## Set exercise
Without including any pictures, write out all the entries exactly.

▬▬▬

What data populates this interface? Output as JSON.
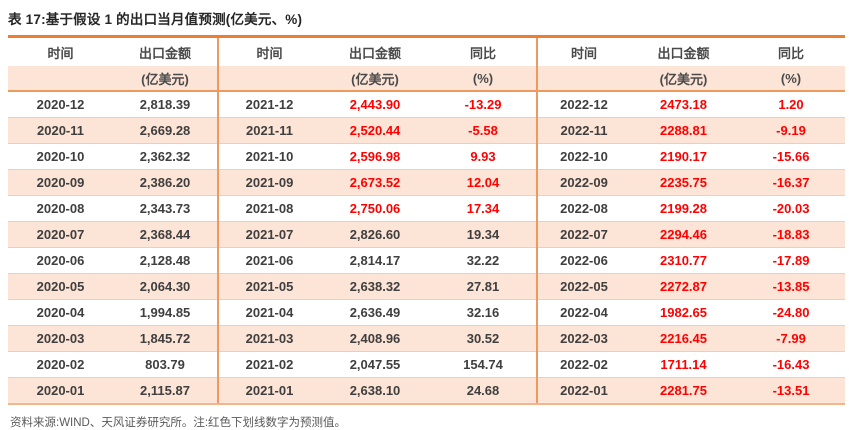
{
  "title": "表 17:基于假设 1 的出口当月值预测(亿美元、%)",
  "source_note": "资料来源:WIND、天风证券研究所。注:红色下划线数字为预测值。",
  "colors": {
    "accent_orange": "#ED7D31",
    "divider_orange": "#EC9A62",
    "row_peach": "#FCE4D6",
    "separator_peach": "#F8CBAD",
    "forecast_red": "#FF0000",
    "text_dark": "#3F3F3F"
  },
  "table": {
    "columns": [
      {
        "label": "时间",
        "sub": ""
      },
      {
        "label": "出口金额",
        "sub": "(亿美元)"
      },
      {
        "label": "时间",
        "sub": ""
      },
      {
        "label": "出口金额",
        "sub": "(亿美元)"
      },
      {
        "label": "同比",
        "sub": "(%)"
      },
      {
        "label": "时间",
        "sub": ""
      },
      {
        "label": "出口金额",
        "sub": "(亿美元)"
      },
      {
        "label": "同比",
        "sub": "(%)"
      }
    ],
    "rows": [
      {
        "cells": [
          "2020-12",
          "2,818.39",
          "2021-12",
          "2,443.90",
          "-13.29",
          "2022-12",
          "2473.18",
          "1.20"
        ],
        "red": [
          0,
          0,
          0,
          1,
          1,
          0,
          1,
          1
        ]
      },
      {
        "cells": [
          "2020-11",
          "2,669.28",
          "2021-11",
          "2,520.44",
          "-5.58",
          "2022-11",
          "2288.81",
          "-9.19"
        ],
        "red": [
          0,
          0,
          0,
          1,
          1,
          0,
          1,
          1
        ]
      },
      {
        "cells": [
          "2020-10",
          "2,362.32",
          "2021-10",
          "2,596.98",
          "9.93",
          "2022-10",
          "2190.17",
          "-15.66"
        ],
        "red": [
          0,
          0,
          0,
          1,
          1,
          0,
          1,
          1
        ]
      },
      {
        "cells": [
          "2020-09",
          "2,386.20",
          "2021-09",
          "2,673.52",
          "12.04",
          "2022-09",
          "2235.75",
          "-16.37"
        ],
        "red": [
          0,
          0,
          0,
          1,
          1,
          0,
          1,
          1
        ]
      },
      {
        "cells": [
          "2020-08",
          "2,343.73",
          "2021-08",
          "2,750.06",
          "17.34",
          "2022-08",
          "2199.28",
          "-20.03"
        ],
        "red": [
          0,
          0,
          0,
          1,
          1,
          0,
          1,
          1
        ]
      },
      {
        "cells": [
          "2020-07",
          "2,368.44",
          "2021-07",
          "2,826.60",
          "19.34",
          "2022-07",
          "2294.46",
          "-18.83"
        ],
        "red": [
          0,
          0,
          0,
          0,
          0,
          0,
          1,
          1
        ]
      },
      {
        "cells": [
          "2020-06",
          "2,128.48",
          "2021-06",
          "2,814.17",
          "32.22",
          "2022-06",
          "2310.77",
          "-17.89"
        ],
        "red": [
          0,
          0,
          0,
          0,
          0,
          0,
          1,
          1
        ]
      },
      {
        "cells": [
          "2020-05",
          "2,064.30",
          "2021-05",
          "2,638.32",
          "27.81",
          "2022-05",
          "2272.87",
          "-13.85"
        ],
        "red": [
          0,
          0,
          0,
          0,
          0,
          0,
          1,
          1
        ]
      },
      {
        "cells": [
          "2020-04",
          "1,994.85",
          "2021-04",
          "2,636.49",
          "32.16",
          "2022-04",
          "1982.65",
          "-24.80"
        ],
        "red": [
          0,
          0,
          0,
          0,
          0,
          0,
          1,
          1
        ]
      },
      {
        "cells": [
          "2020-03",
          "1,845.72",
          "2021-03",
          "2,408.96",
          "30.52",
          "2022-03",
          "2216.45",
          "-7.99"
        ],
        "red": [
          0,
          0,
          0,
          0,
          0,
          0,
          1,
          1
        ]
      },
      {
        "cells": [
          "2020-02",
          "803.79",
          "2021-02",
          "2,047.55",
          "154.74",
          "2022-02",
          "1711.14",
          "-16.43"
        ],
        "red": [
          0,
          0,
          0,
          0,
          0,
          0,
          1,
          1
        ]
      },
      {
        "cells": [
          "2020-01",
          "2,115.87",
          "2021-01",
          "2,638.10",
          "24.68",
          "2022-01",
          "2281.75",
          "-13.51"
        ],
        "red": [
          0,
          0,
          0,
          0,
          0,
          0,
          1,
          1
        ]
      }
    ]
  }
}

▬▬▬

## The output
What data populates this interface? Output as JSON.
{
  "title": "表 17:基于假设 1 的出口当月值预测(亿美元、%)",
  "source_note": "资料来源:WIND、天风证券研究所。注:红色下划线数字为预测值。",
  "colors": {
    "accent_orange": "#ED7D31",
    "divider_orange": "#EC9A62",
    "row_peach": "#FCE4D6",
    "separator_peach": "#F8CBAD",
    "forecast_red": "#FF0000",
    "text_dark": "#3F3F3F"
  },
  "table": {
    "columns": [
      {
        "label": "时间",
        "sub": ""
      },
      {
        "label": "出口金额",
        "sub": "(亿美元)"
      },
      {
        "label": "时间",
        "sub": ""
      },
      {
        "label": "出口金额",
        "sub": "(亿美元)"
      },
      {
        "label": "同比",
        "sub": "(%)"
      },
      {
        "label": "时间",
        "sub": ""
      },
      {
        "label": "出口金额",
        "sub": "(亿美元)"
      },
      {
        "label": "同比",
        "sub": "(%)"
      }
    ],
    "rows": [
      {
        "cells": [
          "2020-12",
          "2,818.39",
          "2021-12",
          "2,443.90",
          "-13.29",
          "2022-12",
          "2473.18",
          "1.20"
        ],
        "red": [
          0,
          0,
          0,
          1,
          1,
          0,
          1,
          1
        ]
      },
      {
        "cells": [
          "2020-11",
          "2,669.28",
          "2021-11",
          "2,520.44",
          "-5.58",
          "2022-11",
          "2288.81",
          "-9.19"
        ],
        "red": [
          0,
          0,
          0,
          1,
          1,
          0,
          1,
          1
        ]
      },
      {
        "cells": [
          "2020-10",
          "2,362.32",
          "2021-10",
          "2,596.98",
          "9.93",
          "2022-10",
          "2190.17",
          "-15.66"
        ],
        "red": [
          0,
          0,
          0,
          1,
          1,
          0,
          1,
          1
        ]
      },
      {
        "cells": [
          "2020-09",
          "2,386.20",
          "2021-09",
          "2,673.52",
          "12.04",
          "2022-09",
          "2235.75",
          "-16.37"
        ],
        "red": [
          0,
          0,
          0,
          1,
          1,
          0,
          1,
          1
        ]
      },
      {
        "cells": [
          "2020-08",
          "2,343.73",
          "2021-08",
          "2,750.06",
          "17.34",
          "2022-08",
          "2199.28",
          "-20.03"
        ],
        "red": [
          0,
          0,
          0,
          1,
          1,
          0,
          1,
          1
        ]
      },
      {
        "cells": [
          "2020-07",
          "2,368.44",
          "2021-07",
          "2,826.60",
          "19.34",
          "2022-07",
          "2294.46",
          "-18.83"
        ],
        "red": [
          0,
          0,
          0,
          0,
          0,
          0,
          1,
          1
        ]
      },
      {
        "cells": [
          "2020-06",
          "2,128.48",
          "2021-06",
          "2,814.17",
          "32.22",
          "2022-06",
          "2310.77",
          "-17.89"
        ],
        "red": [
          0,
          0,
          0,
          0,
          0,
          0,
          1,
          1
        ]
      },
      {
        "cells": [
          "2020-05",
          "2,064.30",
          "2021-05",
          "2,638.32",
          "27.81",
          "2022-05",
          "2272.87",
          "-13.85"
        ],
        "red": [
          0,
          0,
          0,
          0,
          0,
          0,
          1,
          1
        ]
      },
      {
        "cells": [
          "2020-04",
          "1,994.85",
          "2021-04",
          "2,636.49",
          "32.16",
          "2022-04",
          "1982.65",
          "-24.80"
        ],
        "red": [
          0,
          0,
          0,
          0,
          0,
          0,
          1,
          1
        ]
      },
      {
        "cells": [
          "2020-03",
          "1,845.72",
          "2021-03",
          "2,408.96",
          "30.52",
          "2022-03",
          "2216.45",
          "-7.99"
        ],
        "red": [
          0,
          0,
          0,
          0,
          0,
          0,
          1,
          1
        ]
      },
      {
        "cells": [
          "2020-02",
          "803.79",
          "2021-02",
          "2,047.55",
          "154.74",
          "2022-02",
          "1711.14",
          "-16.43"
        ],
        "red": [
          0,
          0,
          0,
          0,
          0,
          0,
          1,
          1
        ]
      },
      {
        "cells": [
          "2020-01",
          "2,115.87",
          "2021-01",
          "2,638.10",
          "24.68",
          "2022-01",
          "2281.75",
          "-13.51"
        ],
        "red": [
          0,
          0,
          0,
          0,
          0,
          0,
          1,
          1
        ]
      }
    ]
  }
}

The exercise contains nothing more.